Transcribe every entry word for word. Skip the pictures.

:: Dataset extract ::

········

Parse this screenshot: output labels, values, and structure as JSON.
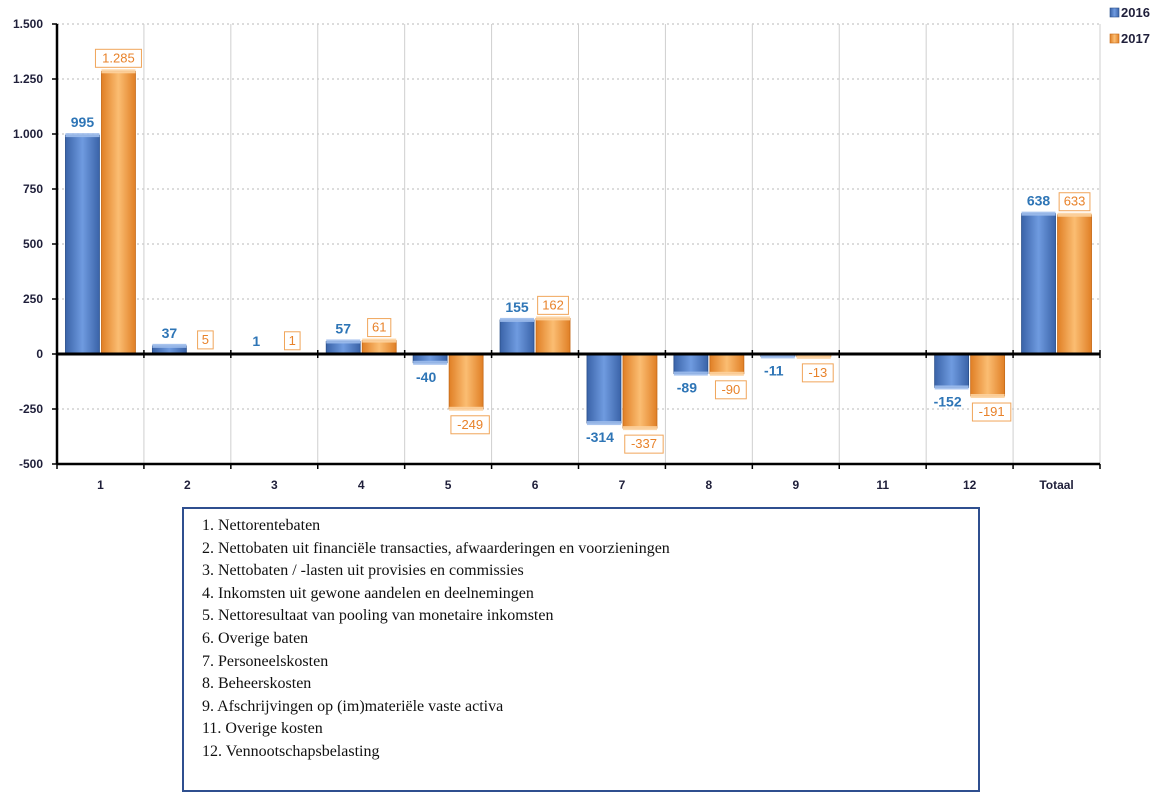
{
  "chart_data": {
    "type": "bar",
    "categories": [
      "1",
      "2",
      "3",
      "4",
      "5",
      "6",
      "7",
      "8",
      "9",
      "11",
      "12",
      "Totaal"
    ],
    "series": [
      {
        "name": "2016",
        "color": "#4a7cc8",
        "values": [
          995,
          37,
          1,
          57,
          -40,
          155,
          -314,
          -89,
          -11,
          null,
          -152,
          638
        ],
        "labels": [
          "995",
          "37",
          "1",
          "57",
          "-40",
          "155",
          "-314",
          "-89",
          "-11",
          "",
          "-152",
          "638"
        ]
      },
      {
        "name": "2017",
        "color": "#f7a146",
        "values": [
          1285,
          5,
          1,
          61,
          -249,
          162,
          -337,
          -90,
          -13,
          null,
          -191,
          633
        ],
        "labels": [
          "1.285",
          "5",
          "1",
          "61",
          "-249",
          "162",
          "-337",
          "-90",
          "-13",
          "",
          "-191",
          "633"
        ]
      }
    ],
    "y_ticks": [
      1500,
      1250,
      1000,
      750,
      500,
      250,
      0,
      -250,
      -500
    ],
    "y_tick_labels": [
      "1.500",
      "1.250",
      "1.000",
      "750",
      "500",
      "250",
      "0",
      "-250",
      "-500"
    ],
    "ylim": [
      -500,
      1500
    ],
    "grid": true,
    "legend_position": "top-right"
  },
  "legend_items": [
    "1. Nettorentebaten",
    "2. Nettobaten uit financiële transacties, afwaarderingen en voorzieningen",
    "3. Nettobaten / -lasten uit provisies en commissies",
    "4. Inkomsten uit gewone aandelen en deelnemingen",
    "5. Nettoresultaat van pooling  van monetaire inkomsten",
    "6. Overige baten",
    "7. Personeelskosten",
    "8. Beheerskosten",
    "9. Afschrijvingen op (im)materiële vaste activa",
    "11. Overige kosten",
    "12. Vennootschapsbelasting"
  ]
}
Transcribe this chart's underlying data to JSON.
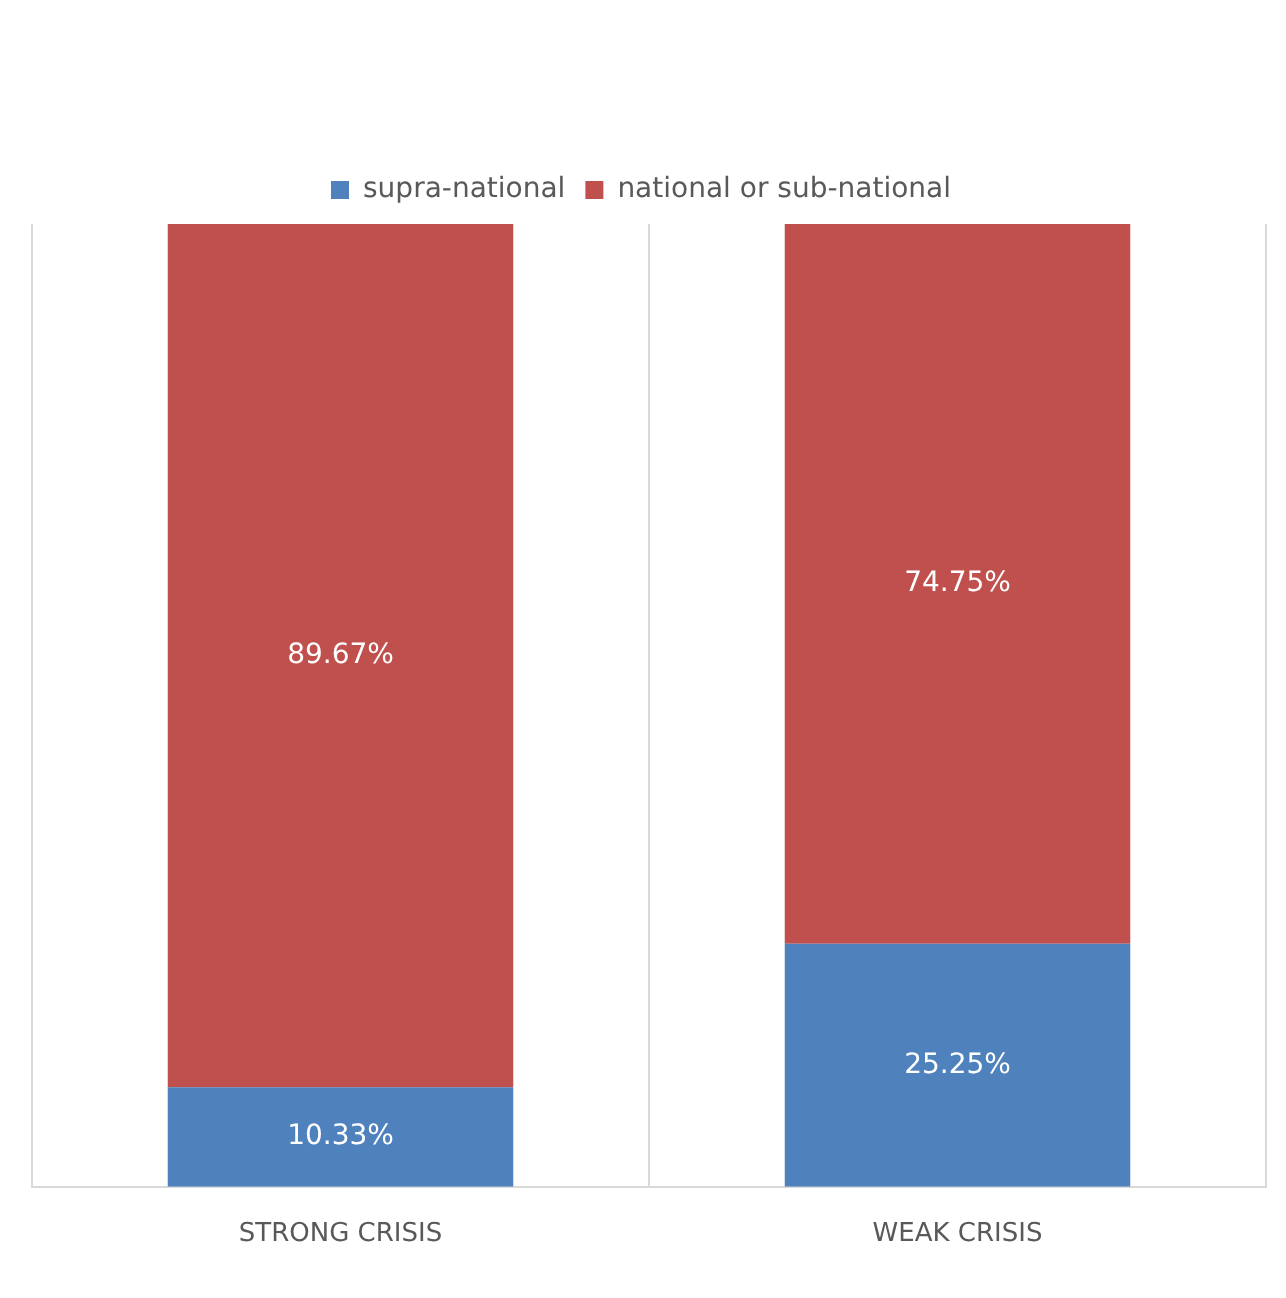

········

:: Task result ::
Parse this screenshot: output labels, values, and structure as JSON.
{
  "chart_data": {
    "type": "bar",
    "categories": [
      "1",
      "2",
      "3",
      "4",
      "5",
      "6",
      "7",
      "8",
      "9",
      "11",
      "12",
      "Totaal"
    ],
    "series": [
      {
        "name": "2016",
        "color": "#4a7cc8",
        "values": [
          995,
          37,
          1,
          57,
          -40,
          155,
          -314,
          -89,
          -11,
          null,
          -152,
          638
        ],
        "labels": [
          "995",
          "37",
          "1",
          "57",
          "-40",
          "155",
          "-314",
          "-89",
          "-11",
          "",
          "-152",
          "638"
        ]
      },
      {
        "name": "2017",
        "color": "#f7a146",
        "values": [
          1285,
          5,
          1,
          61,
          -249,
          162,
          -337,
          -90,
          -13,
          null,
          -191,
          633
        ],
        "labels": [
          "1.285",
          "5",
          "1",
          "61",
          "-249",
          "162",
          "-337",
          "-90",
          "-13",
          "",
          "-191",
          "633"
        ]
      }
    ],
    "y_ticks": [
      1500,
      1250,
      1000,
      750,
      500,
      250,
      0,
      -250,
      -500
    ],
    "y_tick_labels": [
      "1.500",
      "1.250",
      "1.000",
      "750",
      "500",
      "250",
      "0",
      "-250",
      "-500"
    ],
    "ylim": [
      -500,
      1500
    ],
    "grid": true,
    "legend_position": "top-right"
  },
  "legend_items": [
    "1. Nettorentebaten",
    "2. Nettobaten uit financiële transacties, afwaarderingen en voorzieningen",
    "3. Nettobaten / -lasten uit provisies en commissies",
    "4. Inkomsten uit gewone aandelen en deelnemingen",
    "5. Nettoresultaat van pooling  van monetaire inkomsten",
    "6. Overige baten",
    "7. Personeelskosten",
    "8. Beheerskosten",
    "9. Afschrijvingen op (im)materiële vaste activa",
    "11. Overige kosten",
    "12. Vennootschapsbelasting"
  ]
}
Transcribe this chart's underlying data to JSON.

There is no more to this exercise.